Document segment –
○ ○ ○

In cramped units along Grafton Street and in the weathered apartment blocks dotting Manunda, Cairns renters are facing an unprecedented squeeze. With median weekly rents now climbing toward $520—up nearly 18 percent in two years—long-time residents are being forced to choose between staying in their neighbourhoods or leaving the city altogether.
The crisis is most acute in the densely populated inner suburbs. Advocates working with communities in Cairns North, Edge Hill, and Bungalow report an influx of enquiries from families desperate to understand their rental rights as landlords push for above-market increases. The Cairns Community Legal Centre, based on Lake Street, has documented a 34 percent surge in rental dispute consultations since early 2025.
"What we're hearing repeatedly is that people have nowhere else to go," says a spokesperson from the Cairns Rental Advocacy Network, a grassroots coalition supporting tenants across the region. "Families who've lived here for decades are watching their suburbs transform into investment portfolios."
The ripple effects extend beyond housing. Local business owners, particularly those operating in the hospitality and retail sectors around the Cairns CBD and Wharf precinct, report difficulty retaining staff who can no longer afford to live within a reasonable commute. Childcare workers, aged-care assistants, and hospitality staff—essential to Cairns' economy—are increasingly forced to relocate to regional towns like Gordonvale or Kuranda, stretching commutes to over 45 minutes.

○ ○ ○

Required tasks –
A - Decide whether each statement agrees with the article on Cairns renters, answering yes or no and quoting the words that settle it: (i) median weekly rents are climbing toward $520; (ii) the Cairns Community Legal Centre is based on Grafton Street; (iii) some commutes now stretch to over 45 minutes.
B - Please carry on the article on Cairns renters from its final sentence.
The material that comes after the article on Cairns renters is separate from it.

(Structured page-parsing data)
○ ○ ○

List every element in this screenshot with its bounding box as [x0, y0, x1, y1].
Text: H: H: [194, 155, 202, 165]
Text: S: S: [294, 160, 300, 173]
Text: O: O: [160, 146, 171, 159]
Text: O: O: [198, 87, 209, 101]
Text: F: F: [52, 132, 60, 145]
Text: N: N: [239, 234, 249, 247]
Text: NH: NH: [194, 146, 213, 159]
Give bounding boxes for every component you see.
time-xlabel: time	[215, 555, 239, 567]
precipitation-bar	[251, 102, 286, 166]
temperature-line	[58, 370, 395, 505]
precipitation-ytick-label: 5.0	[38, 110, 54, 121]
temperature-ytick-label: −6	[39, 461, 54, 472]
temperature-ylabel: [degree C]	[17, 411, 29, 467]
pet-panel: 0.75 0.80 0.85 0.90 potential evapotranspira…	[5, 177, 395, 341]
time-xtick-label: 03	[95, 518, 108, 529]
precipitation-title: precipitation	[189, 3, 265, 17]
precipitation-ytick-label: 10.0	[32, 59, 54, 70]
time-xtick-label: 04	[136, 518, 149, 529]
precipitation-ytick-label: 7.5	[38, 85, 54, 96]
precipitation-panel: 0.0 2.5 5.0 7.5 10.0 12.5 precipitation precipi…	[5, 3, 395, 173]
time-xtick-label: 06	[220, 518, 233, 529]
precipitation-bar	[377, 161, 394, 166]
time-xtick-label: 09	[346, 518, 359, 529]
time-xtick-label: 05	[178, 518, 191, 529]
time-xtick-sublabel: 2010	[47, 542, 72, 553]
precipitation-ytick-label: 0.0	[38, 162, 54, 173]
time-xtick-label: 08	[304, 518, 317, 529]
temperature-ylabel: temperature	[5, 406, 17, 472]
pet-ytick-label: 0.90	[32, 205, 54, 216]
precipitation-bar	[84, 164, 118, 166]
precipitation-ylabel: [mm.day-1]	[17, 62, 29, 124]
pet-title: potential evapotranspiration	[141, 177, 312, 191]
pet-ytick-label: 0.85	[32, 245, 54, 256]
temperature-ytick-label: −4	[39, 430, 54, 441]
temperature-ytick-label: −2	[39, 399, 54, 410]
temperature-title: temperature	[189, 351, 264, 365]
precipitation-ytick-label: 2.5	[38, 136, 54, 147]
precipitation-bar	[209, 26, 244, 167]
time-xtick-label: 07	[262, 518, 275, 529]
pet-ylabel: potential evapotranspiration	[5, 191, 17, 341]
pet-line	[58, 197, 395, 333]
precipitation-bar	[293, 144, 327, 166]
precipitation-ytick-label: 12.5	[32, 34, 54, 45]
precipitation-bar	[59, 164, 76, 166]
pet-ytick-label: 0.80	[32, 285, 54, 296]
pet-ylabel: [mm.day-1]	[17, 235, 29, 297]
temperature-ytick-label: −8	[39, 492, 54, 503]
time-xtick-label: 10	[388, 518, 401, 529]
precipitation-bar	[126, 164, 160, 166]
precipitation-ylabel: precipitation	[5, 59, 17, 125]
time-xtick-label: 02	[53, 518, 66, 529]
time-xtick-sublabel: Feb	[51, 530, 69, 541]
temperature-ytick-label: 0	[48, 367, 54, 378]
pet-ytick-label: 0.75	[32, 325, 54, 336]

○ ○ ○

Answers –
A -
(i) Yes: "With median weekly rents now climbing toward $520"
(ii) No: "The Cairns Community Legal Centre, based on Lake Street"
(iii) Yes: "stretching commutes to over 45 minutes"

B -
Community organisations are responding. Wuchopperen Health Service and the Cairns and District Community Assistance League have expanded their emergency housing support programs, though demand far outpaces resources. Volunteers at the assistance league's Bungalow office describe seeing more working families than ever before seeking temporary accommodation assistance.
Local ward councillors acknowledge the urgency. Several have called for expanded community housing initiatives and stricter rental regulations, though solutions remain elusive. A proposed affordable housing development on industrial land near the Port remains in planning stages, with completion not expected before 2028.
For residents navigating this landscape—from single parents in West Cairns to young professionals in the city centre—the message is consistent: without intervention, Cairns risks losing the workforce and community character that define it. "This city was built by people who could afford to live here," one Bungalow resident noted. "We need to remember that."